Transcribe the listing below word for word.

** Start of PROVIDED INFORMATION **

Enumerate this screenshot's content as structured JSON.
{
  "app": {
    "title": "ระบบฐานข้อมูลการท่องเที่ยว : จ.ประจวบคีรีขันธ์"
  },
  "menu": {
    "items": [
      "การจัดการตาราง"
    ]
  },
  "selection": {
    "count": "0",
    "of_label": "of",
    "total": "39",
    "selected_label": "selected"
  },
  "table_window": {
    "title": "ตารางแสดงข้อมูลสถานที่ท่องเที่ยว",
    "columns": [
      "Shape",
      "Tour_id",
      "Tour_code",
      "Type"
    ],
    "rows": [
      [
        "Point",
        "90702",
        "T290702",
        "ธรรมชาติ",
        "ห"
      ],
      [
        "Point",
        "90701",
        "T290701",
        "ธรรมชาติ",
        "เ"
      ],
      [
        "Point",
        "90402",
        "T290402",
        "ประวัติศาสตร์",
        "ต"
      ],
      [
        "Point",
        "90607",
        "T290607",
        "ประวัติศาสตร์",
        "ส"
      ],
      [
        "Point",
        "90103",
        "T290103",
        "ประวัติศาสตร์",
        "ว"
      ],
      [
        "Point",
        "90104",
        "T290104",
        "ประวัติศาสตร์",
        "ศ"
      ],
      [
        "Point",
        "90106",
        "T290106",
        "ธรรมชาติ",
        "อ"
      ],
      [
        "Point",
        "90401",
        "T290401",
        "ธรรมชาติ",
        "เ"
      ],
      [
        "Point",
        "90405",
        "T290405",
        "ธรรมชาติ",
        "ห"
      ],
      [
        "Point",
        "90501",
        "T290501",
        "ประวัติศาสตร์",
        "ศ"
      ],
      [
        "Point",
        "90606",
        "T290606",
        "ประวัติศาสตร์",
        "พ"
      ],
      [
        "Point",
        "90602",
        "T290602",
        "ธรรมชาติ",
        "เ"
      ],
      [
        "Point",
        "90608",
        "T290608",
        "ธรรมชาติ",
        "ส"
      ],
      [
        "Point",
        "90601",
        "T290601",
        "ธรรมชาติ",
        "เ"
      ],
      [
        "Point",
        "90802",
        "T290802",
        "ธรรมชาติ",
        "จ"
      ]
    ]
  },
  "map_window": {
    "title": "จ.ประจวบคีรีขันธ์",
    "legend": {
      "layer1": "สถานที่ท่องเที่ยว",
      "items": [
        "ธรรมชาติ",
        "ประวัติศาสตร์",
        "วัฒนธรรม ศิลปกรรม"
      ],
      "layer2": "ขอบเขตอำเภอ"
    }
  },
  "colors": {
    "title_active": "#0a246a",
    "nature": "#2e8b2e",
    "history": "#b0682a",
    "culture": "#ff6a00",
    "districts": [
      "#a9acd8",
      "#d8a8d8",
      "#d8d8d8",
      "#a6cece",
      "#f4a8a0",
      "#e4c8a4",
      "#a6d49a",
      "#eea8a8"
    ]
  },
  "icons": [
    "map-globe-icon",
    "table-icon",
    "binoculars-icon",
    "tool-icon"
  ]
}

** End of PROVIDED INFORMATION **

ANSWER —
Enumerate this screenshot's content as structured JSON.
{
  "app": {
    "title": "ระบบฐานข้อมูลการท่องเที่ยว : จ.ประจวบคีรีขันธ์"
  },
  "menu": {
    "items": [
      "การจัดการตาราง"
    ]
  },
  "selection": {
    "count": "0",
    "of_label": "of",
    "total": "39",
    "selected_label": "selected"
  },
  "table_window": {
    "title": "ตารางแสดงข้อมูลสถานที่ท่องเที่ยว",
    "columns": [
      "Shape",
      "Tour_id",
      "Tour_code",
      "Type"
    ],
    "rows": [
      [
        "Point",
        "90702",
        "T290702",
        "ธรรมชาติ",
        "ห"
      ],
      [
        "Point",
        "90701",
        "T290701",
        "ธรรมชาติ",
        "เ"
      ],
      [
        "Point",
        "90402",
        "T290402",
        "ประวัติศาสตร์",
        "ต"
      ],
      [
        "Point",
        "90607",
        "T290607",
        "ประวัติศาสตร์",
        "ส"
      ],
      [
        "Point",
        "90103",
        "T290103",
        "ประวัติศาสตร์",
        "ว"
      ],
      [
        "Point",
        "90104",
        "T290104",
        "ประวัติศาสตร์",
        "ศ"
      ],
      [
        "Point",
        "90106",
        "T290106",
        "ธรรมชาติ",
        "อ"
      ],
      [
        "Point",
        "90401",
        "T290401",
        "ธรรมชาติ",
        "เ"
      ],
      [
        "Point",
        "90405",
        "T290405",
        "ธรรมชาติ",
        "ห"
      ],
      [
        "Point",
        "90501",
        "T290501",
        "ประวัติศาสตร์",
        "ศ"
      ],
      [
        "Point",
        "90606",
        "T290606",
        "ประวัติศาสตร์",
        "พ"
      ],
      [
        "Point",
        "90602",
        "T290602",
        "ธรรมชาติ",
        "เ"
      ],
      [
        "Point",
        "90608",
        "T290608",
        "ธรรมชาติ",
        "ส"
      ],
      [
        "Point",
        "90601",
        "T290601",
        "ธรรมชาติ",
        "เ"
      ],
      [
        "Point",
        "90802",
        "T290802",
        "ธรรมชาติ",
        "จ"
      ]
    ]
  },
  "map_window": {
    "title": "จ.ประจวบคีรีขันธ์",
    "legend": {
      "layer1": "สถานที่ท่องเที่ยว",
      "items": [
        "ธรรมชาติ",
        "ประวัติศาสตร์",
        "วัฒนธรรม ศิลปกรรม"
      ],
      "layer2": "ขอบเขตอำเภอ"
    }
  },
  "colors": {
    "title_active": "#0a246a",
    "nature": "#2e8b2e",
    "history": "#b0682a",
    "culture": "#ff6a00",
    "districts": [
      "#a9acd8",
      "#d8a8d8",
      "#d8d8d8",
      "#a6cece",
      "#f4a8a0",
      "#e4c8a4",
      "#a6d49a",
      "#eea8a8"
    ]
  },
  "icons": [
    "map-globe-icon",
    "table-icon",
    "binoculars-icon",
    "tool-icon"
  ]
}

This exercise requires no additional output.